Part of a data file.
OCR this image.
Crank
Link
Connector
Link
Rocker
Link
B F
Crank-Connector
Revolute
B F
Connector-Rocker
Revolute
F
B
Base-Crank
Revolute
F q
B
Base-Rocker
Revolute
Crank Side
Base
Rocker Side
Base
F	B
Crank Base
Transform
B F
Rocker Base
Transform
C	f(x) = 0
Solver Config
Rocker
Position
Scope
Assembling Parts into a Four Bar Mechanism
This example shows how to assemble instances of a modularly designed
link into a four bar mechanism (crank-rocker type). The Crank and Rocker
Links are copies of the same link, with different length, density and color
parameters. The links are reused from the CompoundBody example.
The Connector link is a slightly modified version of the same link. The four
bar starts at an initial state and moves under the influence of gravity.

==

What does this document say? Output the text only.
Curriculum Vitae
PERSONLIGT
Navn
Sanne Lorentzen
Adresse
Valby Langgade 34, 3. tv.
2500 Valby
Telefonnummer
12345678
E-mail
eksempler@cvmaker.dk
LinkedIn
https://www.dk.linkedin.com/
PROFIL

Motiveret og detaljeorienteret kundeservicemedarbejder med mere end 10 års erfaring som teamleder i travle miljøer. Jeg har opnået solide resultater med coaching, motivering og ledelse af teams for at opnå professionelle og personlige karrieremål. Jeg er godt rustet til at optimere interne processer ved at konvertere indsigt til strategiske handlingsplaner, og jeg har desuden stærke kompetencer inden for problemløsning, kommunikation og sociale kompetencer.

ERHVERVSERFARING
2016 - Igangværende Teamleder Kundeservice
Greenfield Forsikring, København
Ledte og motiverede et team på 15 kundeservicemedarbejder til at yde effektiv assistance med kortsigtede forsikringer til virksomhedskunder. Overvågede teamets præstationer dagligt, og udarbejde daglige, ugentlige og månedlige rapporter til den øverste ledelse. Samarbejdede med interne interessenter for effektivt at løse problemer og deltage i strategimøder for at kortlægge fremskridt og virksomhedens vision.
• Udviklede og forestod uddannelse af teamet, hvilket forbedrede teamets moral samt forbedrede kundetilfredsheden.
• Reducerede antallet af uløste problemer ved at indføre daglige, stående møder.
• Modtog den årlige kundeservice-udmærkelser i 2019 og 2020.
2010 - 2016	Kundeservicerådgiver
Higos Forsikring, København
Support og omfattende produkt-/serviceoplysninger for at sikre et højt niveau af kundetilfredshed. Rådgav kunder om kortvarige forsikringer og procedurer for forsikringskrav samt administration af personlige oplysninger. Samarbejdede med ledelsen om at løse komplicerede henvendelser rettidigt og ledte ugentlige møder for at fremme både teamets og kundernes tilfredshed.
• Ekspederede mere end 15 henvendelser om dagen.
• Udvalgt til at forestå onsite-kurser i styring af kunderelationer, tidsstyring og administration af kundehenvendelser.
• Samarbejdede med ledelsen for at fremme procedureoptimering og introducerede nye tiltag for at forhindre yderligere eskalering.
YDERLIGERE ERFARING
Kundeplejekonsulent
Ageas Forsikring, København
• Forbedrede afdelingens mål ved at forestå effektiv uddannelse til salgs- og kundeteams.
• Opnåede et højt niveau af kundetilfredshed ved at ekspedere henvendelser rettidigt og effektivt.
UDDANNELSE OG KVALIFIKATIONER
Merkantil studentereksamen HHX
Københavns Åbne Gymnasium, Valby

WORK INSTRUCTIONS. Report each line in the data that holds the word "rettidigt".

WORKED SOLUTION.
Support og omfattende produkt-/serviceoplysninger for at sikre et højt niveau af kundetilfredshed. Rådgav kunder om kortvarige forsikringer og procedurer for forsikringskrav samt administration af personlige oplysninger. Samarbejdede med ledelsen om at løse komplicerede henvendelser rettidigt og ledte ugentlige møder for at fremme både teamets og kundernes tilfredshed.
• Opnåede et højt niveau af kundetilfredshed ved at ekspedere henvendelser rettidigt og effektivt.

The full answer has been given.